### Record excerpts
•••
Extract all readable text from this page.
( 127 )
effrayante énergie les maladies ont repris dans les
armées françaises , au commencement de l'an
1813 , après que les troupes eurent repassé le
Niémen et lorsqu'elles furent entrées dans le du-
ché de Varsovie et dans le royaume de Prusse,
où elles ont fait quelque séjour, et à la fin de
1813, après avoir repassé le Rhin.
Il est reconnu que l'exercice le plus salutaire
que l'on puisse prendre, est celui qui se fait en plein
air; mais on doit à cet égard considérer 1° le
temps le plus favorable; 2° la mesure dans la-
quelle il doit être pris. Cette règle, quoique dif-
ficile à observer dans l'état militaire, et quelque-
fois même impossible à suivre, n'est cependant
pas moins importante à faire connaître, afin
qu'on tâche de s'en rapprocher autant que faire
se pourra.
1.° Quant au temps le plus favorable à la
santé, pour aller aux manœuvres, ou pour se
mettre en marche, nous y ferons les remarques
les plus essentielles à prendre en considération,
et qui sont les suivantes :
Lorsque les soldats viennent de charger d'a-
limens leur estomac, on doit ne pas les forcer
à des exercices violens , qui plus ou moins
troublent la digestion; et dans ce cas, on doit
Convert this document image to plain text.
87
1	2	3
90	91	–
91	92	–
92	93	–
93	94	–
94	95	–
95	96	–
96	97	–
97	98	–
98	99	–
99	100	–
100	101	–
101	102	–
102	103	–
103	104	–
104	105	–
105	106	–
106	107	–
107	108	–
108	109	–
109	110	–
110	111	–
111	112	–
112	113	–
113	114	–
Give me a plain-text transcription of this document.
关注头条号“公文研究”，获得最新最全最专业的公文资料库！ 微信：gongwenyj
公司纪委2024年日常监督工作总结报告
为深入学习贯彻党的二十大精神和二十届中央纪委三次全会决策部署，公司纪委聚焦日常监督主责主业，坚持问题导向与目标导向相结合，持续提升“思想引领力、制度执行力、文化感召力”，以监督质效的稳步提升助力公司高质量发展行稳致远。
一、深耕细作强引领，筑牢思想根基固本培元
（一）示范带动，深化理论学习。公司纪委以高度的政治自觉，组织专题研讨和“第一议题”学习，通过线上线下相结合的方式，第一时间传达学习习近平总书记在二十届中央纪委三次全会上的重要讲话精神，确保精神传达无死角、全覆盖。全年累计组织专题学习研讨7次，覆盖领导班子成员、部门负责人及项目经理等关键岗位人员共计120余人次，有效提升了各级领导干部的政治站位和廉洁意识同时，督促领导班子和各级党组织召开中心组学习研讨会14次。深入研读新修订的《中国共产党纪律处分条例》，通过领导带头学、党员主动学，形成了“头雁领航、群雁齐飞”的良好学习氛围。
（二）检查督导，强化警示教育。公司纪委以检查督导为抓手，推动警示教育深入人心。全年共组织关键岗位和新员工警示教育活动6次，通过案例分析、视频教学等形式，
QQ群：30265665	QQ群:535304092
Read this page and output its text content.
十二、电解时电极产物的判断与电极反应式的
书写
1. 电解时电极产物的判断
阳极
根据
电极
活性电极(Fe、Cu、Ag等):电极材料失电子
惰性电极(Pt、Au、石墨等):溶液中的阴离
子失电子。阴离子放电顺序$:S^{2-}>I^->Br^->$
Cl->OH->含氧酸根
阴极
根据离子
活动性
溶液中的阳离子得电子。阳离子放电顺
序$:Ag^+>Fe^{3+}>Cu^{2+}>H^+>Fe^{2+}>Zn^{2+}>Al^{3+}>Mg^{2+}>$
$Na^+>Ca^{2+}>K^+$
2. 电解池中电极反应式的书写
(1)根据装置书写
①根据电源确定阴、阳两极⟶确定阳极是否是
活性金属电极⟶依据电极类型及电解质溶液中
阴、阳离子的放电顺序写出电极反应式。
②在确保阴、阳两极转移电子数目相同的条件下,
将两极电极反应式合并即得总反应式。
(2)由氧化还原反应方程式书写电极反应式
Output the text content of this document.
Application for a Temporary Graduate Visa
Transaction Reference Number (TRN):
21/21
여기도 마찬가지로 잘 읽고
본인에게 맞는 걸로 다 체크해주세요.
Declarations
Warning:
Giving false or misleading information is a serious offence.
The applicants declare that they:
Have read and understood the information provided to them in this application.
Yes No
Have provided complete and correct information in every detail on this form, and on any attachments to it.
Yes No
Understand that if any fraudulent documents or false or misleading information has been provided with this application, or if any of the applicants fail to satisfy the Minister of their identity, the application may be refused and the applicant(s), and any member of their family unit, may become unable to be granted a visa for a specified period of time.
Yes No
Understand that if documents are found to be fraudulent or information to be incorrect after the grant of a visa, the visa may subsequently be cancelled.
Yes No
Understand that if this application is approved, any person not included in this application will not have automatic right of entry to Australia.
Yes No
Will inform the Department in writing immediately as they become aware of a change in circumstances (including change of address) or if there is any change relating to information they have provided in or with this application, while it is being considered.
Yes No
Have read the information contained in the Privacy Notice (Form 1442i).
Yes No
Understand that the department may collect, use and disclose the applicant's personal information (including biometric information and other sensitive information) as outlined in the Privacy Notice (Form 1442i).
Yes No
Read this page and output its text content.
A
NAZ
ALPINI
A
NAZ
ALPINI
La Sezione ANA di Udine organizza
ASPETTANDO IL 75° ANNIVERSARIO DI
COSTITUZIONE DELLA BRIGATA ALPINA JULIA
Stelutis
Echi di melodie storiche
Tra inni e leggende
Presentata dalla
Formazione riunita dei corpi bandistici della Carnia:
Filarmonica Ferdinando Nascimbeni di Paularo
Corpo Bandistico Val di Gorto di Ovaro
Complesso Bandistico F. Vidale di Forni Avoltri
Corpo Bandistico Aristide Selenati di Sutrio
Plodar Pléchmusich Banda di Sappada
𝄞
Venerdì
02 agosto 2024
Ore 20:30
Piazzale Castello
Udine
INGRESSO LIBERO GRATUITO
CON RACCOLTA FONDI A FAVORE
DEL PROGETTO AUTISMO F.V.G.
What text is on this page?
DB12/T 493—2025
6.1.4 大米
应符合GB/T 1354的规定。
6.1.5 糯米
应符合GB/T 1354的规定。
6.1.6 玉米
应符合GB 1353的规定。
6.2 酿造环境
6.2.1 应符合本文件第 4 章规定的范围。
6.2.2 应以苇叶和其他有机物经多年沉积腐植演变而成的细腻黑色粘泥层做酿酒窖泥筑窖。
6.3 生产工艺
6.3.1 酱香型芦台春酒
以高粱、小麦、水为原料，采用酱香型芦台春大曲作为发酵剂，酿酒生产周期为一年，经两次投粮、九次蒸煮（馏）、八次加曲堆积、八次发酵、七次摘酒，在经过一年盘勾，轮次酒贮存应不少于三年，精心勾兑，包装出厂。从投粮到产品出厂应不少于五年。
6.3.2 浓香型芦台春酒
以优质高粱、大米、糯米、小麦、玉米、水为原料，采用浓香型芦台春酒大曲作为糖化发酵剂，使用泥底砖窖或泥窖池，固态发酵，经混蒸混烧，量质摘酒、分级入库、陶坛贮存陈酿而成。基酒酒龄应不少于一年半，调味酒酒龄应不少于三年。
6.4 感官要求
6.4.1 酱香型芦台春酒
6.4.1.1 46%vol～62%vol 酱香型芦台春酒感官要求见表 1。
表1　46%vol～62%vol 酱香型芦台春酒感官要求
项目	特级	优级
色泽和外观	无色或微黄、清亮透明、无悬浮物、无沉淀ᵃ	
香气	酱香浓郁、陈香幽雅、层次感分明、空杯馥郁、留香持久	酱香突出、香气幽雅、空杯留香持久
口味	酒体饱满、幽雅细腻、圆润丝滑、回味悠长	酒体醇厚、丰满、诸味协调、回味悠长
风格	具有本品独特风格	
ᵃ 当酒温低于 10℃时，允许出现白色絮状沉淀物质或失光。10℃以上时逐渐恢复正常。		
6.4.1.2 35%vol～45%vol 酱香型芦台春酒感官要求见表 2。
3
•••
### Problem details
Write out all records exactly, keeping every detail.

### Result below
Extract all readable text from this page.
( 127 )
effrayante énergie les maladies ont repris dans les
armées françaises , au commencement de l'an
1813 , après que les troupes eurent repassé le
Niémen et lorsqu'elles furent entrées dans le du-
ché de Varsovie et dans le royaume de Prusse,
où elles ont fait quelque séjour, et à la fin de
1813, après avoir repassé le Rhin.
Il est reconnu que l'exercice le plus salutaire
que l'on puisse prendre, est celui qui se fait en plein
air; mais on doit à cet égard considérer 1° le
temps le plus favorable; 2° la mesure dans la-
quelle il doit être pris. Cette règle, quoique dif-
ficile à observer dans l'état militaire, et quelque-
fois même impossible à suivre, n'est cependant
pas moins importante à faire connaître, afin
qu'on tâche de s'en rapprocher autant que faire
se pourra.
1.° Quant au temps le plus favorable à la
santé, pour aller aux manœuvres, ou pour se
mettre en marche, nous y ferons les remarques
les plus essentielles à prendre en considération,
et qui sont les suivantes :
Lorsque les soldats viennent de charger d'a-
limens leur estomac, on doit ne pas les forcer
à des exercices violens , qui plus ou moins
troublent la digestion; et dans ce cas, on doit
Convert this document image to plain text.
87
1	2	3
90	91	–
91	92	–
92	93	–
93	94	–
94	95	–
95	96	–
96	97	–
97	98	–
98	99	–
99	100	–
100	101	–
101	102	–
102	103	–
103	104	–
104	105	–
105	106	–
106	107	–
107	108	–
108	109	–
109	110	–
110	111	–
111	112	–
112	113	–
113	114	–
Give me a plain-text transcription of this document.
关注头条号“公文研究”，获得最新最全最专业的公文资料库！ 微信：gongwenyj
公司纪委2024年日常监督工作总结报告
为深入学习贯彻党的二十大精神和二十届中央纪委三次全会决策部署，公司纪委聚焦日常监督主责主业，坚持问题导向与目标导向相结合，持续提升“思想引领力、制度执行力、文化感召力”，以监督质效的稳步提升助力公司高质量发展行稳致远。
一、深耕细作强引领，筑牢思想根基固本培元
（一）示范带动，深化理论学习。公司纪委以高度的政治自觉，组织专题研讨和“第一议题”学习，通过线上线下相结合的方式，第一时间传达学习习近平总书记在二十届中央纪委三次全会上的重要讲话精神，确保精神传达无死角、全覆盖。全年累计组织专题学习研讨7次，覆盖领导班子成员、部门负责人及项目经理等关键岗位人员共计120余人次，有效提升了各级领导干部的政治站位和廉洁意识同时，督促领导班子和各级党组织召开中心组学习研讨会14次。深入研读新修订的《中国共产党纪律处分条例》，通过领导带头学、党员主动学，形成了“头雁领航、群雁齐飞”的良好学习氛围。
（二）检查督导，强化警示教育。公司纪委以检查督导为抓手，推动警示教育深入人心。全年共组织关键岗位和新员工警示教育活动6次，通过案例分析、视频教学等形式，
QQ群：30265665	QQ群:535304092
Read this page and output its text content.
十二、电解时电极产物的判断与电极反应式的
书写
1. 电解时电极产物的判断
阳极
根据
电极
活性电极(Fe、Cu、Ag等):电极材料失电子
惰性电极(Pt、Au、石墨等):溶液中的阴离
子失电子。阴离子放电顺序$:S^{2-}>I^->Br^->$
Cl->OH->含氧酸根
阴极
根据离子
活动性
溶液中的阳离子得电子。阳离子放电顺
序$:Ag^+>Fe^{3+}>Cu^{2+}>H^+>Fe^{2+}>Zn^{2+}>Al^{3+}>Mg^{2+}>$
$Na^+>Ca^{2+}>K^+$
2. 电解池中电极反应式的书写
(1)根据装置书写
①根据电源确定阴、阳两极⟶确定阳极是否是
活性金属电极⟶依据电极类型及电解质溶液中
阴、阳离子的放电顺序写出电极反应式。
②在确保阴、阳两极转移电子数目相同的条件下,
将两极电极反应式合并即得总反应式。
(2)由氧化还原反应方程式书写电极反应式
Output the text content of this document.
Application for a Temporary Graduate Visa
Transaction Reference Number (TRN):
21/21
여기도 마찬가지로 잘 읽고
본인에게 맞는 걸로 다 체크해주세요.
Declarations
Warning:
Giving false or misleading information is a serious offence.
The applicants declare that they:
Have read and understood the information provided to them in this application.
Yes No
Have provided complete and correct information in every detail on this form, and on any attachments to it.
Yes No
Understand that if any fraudulent documents or false or misleading information has been provided with this application, or if any of the applicants fail to satisfy the Minister of their identity, the application may be refused and the applicant(s), and any member of their family unit, may become unable to be granted a visa for a specified period of time.
Yes No
Understand that if documents are found to be fraudulent or information to be incorrect after the grant of a visa, the visa may subsequently be cancelled.
Yes No
Understand that if this application is approved, any person not included in this application will not have automatic right of entry to Australia.
Yes No
Will inform the Department in writing immediately as they become aware of a change in circumstances (including change of address) or if there is any change relating to information they have provided in or with this application, while it is being considered.
Yes No
Have read the information contained in the Privacy Notice (Form 1442i).
Yes No
Understand that the department may collect, use and disclose the applicant's personal information (including biometric information and other sensitive information) as outlined in the Privacy Notice (Form 1442i).
Yes No
Read this page and output its text content.
A
NAZ
ALPINI
A
NAZ
ALPINI
La Sezione ANA di Udine organizza
ASPETTANDO IL 75° ANNIVERSARIO DI
COSTITUZIONE DELLA BRIGATA ALPINA JULIA
Stelutis
Echi di melodie storiche
Tra inni e leggende
Presentata dalla
Formazione riunita dei corpi bandistici della Carnia:
Filarmonica Ferdinando Nascimbeni di Paularo
Corpo Bandistico Val di Gorto di Ovaro
Complesso Bandistico F. Vidale di Forni Avoltri
Corpo Bandistico Aristide Selenati di Sutrio
Plodar Pléchmusich Banda di Sappada
𝄞
Venerdì
02 agosto 2024
Ore 20:30
Piazzale Castello
Udine
INGRESSO LIBERO GRATUITO
CON RACCOLTA FONDI A FAVORE
DEL PROGETTO AUTISMO F.V.G.
What text is on this page?
DB12/T 493—2025
6.1.4 大米
应符合GB/T 1354的规定。
6.1.5 糯米
应符合GB/T 1354的规定。
6.1.6 玉米
应符合GB 1353的规定。
6.2 酿造环境
6.2.1 应符合本文件第 4 章规定的范围。
6.2.2 应以苇叶和其他有机物经多年沉积腐植演变而成的细腻黑色粘泥层做酿酒窖泥筑窖。
6.3 生产工艺
6.3.1 酱香型芦台春酒
以高粱、小麦、水为原料，采用酱香型芦台春大曲作为发酵剂，酿酒生产周期为一年，经两次投粮、九次蒸煮（馏）、八次加曲堆积、八次发酵、七次摘酒，在经过一年盘勾，轮次酒贮存应不少于三年，精心勾兑，包装出厂。从投粮到产品出厂应不少于五年。
6.3.2 浓香型芦台春酒
以优质高粱、大米、糯米、小麦、玉米、水为原料，采用浓香型芦台春酒大曲作为糖化发酵剂，使用泥底砖窖或泥窖池，固态发酵，经混蒸混烧，量质摘酒、分级入库、陶坛贮存陈酿而成。基酒酒龄应不少于一年半，调味酒酒龄应不少于三年。
6.4 感官要求
6.4.1 酱香型芦台春酒
6.4.1.1 46%vol～62%vol 酱香型芦台春酒感官要求见表 1。
表1　46%vol～62%vol 酱香型芦台春酒感官要求
项目	特级	优级
色泽和外观	无色或微黄、清亮透明、无悬浮物、无沉淀ᵃ	
香气	酱香浓郁、陈香幽雅、层次感分明、空杯馥郁、留香持久	酱香突出、香气幽雅、空杯留香持久
口味	酒体饱满、幽雅细腻、圆润丝滑、回味悠长	酒体醇厚、丰满、诸味协调、回味悠长
风格	具有本品独特风格	
ᵃ 当酒温低于 10℃时，允许出现白色絮状沉淀物质或失光。10℃以上时逐渐恢复正常。		
6.4.1.2 35%vol～45%vol 酱香型芦台春酒感官要求见表 2。
3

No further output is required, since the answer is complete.